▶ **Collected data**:
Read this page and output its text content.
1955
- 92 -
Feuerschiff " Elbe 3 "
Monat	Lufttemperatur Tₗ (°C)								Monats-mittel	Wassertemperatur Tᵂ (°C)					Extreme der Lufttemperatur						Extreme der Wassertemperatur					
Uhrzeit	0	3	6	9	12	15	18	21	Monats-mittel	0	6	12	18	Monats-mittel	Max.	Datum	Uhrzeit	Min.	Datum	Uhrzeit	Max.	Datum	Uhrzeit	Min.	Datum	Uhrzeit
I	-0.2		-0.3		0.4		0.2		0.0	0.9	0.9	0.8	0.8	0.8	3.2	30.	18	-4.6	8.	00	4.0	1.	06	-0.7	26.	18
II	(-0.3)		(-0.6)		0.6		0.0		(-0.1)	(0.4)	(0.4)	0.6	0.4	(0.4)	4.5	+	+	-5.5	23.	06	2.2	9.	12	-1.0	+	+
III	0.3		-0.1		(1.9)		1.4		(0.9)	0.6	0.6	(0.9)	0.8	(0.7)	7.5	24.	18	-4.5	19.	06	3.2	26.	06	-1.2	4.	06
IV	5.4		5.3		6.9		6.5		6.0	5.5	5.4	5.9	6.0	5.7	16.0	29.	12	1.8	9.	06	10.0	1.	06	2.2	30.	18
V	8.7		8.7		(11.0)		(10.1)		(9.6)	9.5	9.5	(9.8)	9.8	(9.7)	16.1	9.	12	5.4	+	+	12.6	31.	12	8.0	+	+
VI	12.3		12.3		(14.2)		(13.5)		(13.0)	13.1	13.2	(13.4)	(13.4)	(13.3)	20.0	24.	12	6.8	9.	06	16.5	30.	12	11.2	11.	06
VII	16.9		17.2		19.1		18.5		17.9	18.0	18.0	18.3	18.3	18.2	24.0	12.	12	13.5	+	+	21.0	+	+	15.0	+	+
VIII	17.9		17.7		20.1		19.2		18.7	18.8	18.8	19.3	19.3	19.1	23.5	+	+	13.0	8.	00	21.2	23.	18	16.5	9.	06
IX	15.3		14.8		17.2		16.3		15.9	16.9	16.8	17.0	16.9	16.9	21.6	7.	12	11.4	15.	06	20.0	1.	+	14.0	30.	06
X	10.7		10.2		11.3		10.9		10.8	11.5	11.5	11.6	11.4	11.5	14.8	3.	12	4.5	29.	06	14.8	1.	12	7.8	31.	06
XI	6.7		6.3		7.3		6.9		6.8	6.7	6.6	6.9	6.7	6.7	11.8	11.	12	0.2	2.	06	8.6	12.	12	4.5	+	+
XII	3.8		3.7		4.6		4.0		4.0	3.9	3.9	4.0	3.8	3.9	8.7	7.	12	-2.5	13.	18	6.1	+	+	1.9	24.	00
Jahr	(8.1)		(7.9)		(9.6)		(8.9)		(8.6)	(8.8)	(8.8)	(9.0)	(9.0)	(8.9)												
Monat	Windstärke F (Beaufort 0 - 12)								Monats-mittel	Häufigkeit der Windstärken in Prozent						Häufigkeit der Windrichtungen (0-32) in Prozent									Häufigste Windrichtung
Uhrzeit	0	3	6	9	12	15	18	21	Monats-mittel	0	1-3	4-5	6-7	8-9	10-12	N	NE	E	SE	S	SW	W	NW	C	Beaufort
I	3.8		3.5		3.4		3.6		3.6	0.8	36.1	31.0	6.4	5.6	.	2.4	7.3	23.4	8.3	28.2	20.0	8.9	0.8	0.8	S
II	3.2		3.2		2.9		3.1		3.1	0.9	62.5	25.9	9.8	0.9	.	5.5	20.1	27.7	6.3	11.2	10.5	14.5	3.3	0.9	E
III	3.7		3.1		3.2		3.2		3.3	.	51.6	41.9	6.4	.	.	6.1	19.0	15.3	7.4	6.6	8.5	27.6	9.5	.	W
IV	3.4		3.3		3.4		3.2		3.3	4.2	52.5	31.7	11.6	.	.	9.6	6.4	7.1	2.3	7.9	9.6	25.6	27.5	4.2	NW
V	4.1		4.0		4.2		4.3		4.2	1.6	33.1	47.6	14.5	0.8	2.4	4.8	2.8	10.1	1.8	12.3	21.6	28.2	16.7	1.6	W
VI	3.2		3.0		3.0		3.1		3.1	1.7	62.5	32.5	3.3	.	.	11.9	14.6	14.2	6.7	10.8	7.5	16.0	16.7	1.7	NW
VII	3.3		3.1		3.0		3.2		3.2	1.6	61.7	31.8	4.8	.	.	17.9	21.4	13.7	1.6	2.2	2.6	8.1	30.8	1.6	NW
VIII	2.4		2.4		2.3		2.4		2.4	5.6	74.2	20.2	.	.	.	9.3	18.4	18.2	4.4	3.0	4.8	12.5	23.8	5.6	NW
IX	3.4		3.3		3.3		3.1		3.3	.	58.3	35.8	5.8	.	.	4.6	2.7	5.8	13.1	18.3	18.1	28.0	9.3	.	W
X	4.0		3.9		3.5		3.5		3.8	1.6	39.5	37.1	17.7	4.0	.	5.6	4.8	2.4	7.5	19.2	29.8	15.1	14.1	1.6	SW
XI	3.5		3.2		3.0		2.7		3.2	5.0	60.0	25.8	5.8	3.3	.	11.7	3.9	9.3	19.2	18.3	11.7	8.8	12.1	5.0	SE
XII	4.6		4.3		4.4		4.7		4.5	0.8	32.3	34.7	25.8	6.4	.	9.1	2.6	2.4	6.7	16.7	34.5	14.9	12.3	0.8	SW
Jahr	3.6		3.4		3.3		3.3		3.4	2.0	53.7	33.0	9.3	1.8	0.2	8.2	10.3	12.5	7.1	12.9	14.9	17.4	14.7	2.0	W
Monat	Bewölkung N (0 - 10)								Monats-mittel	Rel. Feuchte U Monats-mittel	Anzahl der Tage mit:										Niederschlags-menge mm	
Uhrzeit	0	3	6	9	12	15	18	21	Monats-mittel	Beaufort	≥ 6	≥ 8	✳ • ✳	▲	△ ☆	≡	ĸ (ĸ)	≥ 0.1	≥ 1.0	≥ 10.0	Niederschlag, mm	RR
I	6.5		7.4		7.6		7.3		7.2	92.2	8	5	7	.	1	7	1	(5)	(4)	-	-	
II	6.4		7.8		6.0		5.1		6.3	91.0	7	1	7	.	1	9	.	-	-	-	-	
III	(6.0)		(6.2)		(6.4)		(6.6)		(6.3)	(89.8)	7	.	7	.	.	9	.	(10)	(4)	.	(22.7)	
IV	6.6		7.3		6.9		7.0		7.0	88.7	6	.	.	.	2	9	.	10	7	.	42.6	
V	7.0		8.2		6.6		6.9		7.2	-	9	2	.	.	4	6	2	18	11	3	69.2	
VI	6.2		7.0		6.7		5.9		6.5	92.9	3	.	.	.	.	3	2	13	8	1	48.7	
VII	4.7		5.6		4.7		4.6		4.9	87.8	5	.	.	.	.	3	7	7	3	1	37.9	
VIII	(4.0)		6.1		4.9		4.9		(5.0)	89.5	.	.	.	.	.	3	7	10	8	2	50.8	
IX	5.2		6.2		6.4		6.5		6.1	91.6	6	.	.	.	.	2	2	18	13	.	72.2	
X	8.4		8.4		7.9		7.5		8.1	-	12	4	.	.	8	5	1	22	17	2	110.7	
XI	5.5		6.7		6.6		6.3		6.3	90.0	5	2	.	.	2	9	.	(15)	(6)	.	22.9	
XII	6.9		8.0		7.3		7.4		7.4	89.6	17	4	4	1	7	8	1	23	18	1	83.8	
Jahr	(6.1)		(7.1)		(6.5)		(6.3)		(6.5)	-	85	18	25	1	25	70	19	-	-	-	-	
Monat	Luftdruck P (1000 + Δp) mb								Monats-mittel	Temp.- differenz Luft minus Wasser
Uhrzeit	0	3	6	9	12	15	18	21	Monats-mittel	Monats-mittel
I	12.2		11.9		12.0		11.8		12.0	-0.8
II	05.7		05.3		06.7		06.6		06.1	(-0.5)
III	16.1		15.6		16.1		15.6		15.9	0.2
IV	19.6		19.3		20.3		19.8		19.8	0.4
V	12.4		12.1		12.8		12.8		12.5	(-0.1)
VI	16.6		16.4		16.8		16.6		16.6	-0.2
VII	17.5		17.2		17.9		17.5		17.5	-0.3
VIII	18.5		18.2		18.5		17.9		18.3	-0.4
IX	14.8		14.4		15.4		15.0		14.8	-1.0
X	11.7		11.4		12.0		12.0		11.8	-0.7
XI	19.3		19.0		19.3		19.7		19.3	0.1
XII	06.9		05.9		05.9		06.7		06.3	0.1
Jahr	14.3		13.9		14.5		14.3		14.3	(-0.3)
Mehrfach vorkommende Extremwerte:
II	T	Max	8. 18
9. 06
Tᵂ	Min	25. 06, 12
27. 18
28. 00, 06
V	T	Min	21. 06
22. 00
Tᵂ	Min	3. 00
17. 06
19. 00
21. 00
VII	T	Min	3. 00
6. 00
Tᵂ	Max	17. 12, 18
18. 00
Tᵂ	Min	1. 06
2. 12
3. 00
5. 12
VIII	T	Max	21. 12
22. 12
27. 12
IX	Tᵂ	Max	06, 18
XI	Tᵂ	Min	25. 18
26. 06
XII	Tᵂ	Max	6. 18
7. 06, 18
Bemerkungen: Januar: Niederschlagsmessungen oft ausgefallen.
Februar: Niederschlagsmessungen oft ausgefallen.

▶ **What you will do**: Of the lines in the records, how many contain the word "Monats"? Answer with the number and nothing else.

▶ **Result**: 8